→ Task to carry out:
Which lines contain the string "JSON"? Please list every one of them.

Figure record extracts:
══════

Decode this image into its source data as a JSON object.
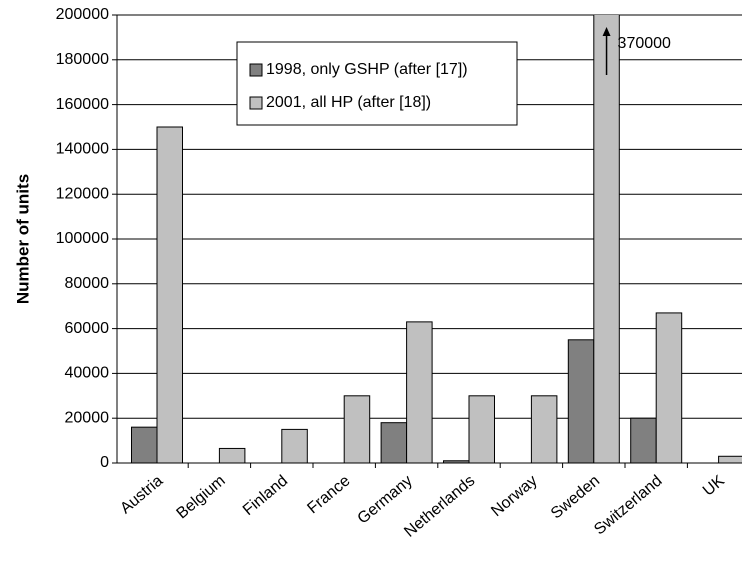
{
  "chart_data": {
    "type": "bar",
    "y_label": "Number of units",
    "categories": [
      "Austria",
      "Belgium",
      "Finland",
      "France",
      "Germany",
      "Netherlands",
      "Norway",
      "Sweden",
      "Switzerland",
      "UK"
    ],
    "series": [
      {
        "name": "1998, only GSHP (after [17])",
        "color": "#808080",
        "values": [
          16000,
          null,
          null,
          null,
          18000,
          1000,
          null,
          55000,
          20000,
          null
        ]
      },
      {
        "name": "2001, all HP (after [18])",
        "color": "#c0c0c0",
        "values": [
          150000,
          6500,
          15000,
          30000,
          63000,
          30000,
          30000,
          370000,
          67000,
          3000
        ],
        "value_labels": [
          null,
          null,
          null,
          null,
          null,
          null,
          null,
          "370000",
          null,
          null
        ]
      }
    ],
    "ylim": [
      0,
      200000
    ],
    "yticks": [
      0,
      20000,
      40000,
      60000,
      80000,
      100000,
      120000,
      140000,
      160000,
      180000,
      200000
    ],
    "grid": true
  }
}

══════

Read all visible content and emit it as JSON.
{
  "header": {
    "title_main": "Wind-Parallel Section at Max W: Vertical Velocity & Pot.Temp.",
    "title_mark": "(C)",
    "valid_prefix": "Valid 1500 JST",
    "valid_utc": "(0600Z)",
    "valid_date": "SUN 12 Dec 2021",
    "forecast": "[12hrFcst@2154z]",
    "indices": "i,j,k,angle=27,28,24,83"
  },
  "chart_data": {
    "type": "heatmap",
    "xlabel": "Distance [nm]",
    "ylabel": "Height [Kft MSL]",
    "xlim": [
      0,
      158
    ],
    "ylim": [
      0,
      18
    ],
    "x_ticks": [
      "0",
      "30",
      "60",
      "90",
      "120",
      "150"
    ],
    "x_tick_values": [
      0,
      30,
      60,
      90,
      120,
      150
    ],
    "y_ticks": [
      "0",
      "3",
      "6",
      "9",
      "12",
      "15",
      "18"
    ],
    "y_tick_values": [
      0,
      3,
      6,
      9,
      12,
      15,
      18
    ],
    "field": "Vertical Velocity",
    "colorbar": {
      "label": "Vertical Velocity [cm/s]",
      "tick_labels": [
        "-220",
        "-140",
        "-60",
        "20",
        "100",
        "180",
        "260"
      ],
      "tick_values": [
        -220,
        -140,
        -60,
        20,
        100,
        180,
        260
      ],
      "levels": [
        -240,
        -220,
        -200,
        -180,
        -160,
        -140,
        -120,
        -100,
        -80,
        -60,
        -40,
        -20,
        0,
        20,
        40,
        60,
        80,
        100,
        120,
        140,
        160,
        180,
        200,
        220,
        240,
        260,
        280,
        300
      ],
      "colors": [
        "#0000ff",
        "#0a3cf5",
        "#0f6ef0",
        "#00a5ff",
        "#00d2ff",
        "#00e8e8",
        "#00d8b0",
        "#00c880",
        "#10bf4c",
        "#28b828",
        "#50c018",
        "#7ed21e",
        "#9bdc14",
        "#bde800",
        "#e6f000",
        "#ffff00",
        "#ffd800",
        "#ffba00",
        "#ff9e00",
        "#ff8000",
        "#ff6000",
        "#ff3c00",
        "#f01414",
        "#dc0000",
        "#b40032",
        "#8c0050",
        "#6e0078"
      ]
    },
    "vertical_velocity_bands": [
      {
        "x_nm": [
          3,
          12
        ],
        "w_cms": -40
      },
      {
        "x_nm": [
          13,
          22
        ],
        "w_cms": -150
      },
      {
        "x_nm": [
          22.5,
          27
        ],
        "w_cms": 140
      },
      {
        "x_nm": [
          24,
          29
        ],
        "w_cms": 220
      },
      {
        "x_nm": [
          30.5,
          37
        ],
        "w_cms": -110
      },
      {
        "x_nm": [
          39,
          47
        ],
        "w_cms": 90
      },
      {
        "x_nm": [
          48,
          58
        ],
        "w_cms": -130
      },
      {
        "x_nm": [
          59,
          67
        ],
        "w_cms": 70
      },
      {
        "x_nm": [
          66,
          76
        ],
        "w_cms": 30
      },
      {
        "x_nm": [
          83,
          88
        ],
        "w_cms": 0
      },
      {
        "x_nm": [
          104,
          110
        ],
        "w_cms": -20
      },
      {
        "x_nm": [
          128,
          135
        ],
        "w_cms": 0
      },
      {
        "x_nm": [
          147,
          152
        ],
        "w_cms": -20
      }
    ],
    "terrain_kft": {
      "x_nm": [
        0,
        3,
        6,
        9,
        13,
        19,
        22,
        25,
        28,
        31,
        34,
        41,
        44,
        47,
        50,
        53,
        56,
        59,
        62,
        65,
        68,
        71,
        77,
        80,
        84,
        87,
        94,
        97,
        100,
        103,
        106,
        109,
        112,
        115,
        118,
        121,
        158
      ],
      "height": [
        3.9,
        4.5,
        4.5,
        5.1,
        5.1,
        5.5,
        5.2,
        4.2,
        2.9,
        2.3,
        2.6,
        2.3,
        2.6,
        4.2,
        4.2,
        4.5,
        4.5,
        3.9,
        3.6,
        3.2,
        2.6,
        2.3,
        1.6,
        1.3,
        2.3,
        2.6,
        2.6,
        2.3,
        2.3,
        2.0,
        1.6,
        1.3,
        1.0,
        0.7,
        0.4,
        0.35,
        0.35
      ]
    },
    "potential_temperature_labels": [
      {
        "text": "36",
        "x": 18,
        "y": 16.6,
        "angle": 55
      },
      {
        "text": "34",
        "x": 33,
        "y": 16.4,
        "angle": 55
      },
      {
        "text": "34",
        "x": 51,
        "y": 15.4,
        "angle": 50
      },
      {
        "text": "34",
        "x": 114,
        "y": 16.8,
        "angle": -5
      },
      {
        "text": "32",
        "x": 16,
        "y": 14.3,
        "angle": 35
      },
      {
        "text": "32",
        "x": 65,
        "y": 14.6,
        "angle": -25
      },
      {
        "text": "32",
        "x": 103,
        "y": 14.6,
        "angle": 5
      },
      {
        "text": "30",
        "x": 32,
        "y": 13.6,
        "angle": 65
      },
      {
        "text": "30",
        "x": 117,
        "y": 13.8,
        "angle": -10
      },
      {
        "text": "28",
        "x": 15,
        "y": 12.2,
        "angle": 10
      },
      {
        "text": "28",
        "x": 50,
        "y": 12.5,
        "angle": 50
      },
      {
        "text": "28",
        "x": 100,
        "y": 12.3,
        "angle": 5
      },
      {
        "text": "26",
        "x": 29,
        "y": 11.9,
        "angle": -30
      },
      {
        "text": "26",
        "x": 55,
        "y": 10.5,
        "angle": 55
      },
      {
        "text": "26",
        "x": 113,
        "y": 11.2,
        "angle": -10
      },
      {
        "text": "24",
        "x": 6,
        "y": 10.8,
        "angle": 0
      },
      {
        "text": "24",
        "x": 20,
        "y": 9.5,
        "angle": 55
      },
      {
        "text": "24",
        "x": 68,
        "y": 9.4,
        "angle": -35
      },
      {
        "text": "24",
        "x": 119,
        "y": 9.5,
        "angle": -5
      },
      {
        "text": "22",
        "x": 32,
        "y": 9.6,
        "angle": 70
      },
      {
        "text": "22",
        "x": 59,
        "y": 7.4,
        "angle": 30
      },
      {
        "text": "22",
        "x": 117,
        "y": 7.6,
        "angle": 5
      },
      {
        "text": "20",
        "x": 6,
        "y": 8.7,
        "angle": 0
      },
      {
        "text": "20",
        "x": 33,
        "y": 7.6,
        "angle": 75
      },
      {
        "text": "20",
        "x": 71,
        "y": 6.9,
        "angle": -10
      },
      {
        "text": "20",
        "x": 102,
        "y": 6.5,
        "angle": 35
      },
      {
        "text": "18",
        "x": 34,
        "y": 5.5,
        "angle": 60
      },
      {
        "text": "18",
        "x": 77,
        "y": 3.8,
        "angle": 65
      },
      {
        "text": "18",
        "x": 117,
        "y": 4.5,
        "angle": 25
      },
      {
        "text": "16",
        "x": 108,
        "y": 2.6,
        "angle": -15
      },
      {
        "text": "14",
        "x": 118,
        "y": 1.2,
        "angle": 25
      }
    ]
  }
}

══════

→ Finished answer:
Decode this image into its source data as a JSON object.
Read all visible content and emit it as JSON.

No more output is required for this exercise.